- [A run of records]
--------------------

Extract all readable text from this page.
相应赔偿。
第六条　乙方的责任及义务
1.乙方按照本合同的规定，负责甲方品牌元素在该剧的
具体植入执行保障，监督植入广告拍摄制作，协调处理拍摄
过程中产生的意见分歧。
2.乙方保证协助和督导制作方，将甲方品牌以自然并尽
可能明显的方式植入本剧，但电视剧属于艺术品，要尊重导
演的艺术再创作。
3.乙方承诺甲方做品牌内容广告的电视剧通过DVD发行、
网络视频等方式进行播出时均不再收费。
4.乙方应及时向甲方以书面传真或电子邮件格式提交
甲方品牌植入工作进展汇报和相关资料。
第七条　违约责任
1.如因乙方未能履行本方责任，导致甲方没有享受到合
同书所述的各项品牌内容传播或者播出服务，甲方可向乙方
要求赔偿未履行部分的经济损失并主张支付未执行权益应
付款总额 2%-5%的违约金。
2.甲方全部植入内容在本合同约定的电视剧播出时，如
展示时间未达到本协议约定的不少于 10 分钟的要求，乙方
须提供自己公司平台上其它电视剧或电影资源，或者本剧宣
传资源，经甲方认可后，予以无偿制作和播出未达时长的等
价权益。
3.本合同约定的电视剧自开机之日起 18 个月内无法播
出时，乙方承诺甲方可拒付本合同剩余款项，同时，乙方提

--------------------

- [Problem description] Your task is to quote all of the data word for word.

- [Task answer]
Extract all readable text from this page.
相应赔偿。
第六条　乙方的责任及义务
1.乙方按照本合同的规定，负责甲方品牌元素在该剧的
具体植入执行保障，监督植入广告拍摄制作，协调处理拍摄
过程中产生的意见分歧。
2.乙方保证协助和督导制作方，将甲方品牌以自然并尽
可能明显的方式植入本剧，但电视剧属于艺术品，要尊重导
演的艺术再创作。
3.乙方承诺甲方做品牌内容广告的电视剧通过DVD发行、
网络视频等方式进行播出时均不再收费。
4.乙方应及时向甲方以书面传真或电子邮件格式提交
甲方品牌植入工作进展汇报和相关资料。
第七条　违约责任
1.如因乙方未能履行本方责任，导致甲方没有享受到合
同书所述的各项品牌内容传播或者播出服务，甲方可向乙方
要求赔偿未履行部分的经济损失并主张支付未执行权益应
付款总额 2%-5%的违约金。
2.甲方全部植入内容在本合同约定的电视剧播出时，如
展示时间未达到本协议约定的不少于 10 分钟的要求，乙方
须提供自己公司平台上其它电视剧或电影资源，或者本剧宣
传资源，经甲方认可后，予以无偿制作和播出未达时长的等
价权益。
3.本合同约定的电视剧自开机之日起 18 个月内无法播
出时，乙方承诺甲方可拒付本合同剩余款项，同时，乙方提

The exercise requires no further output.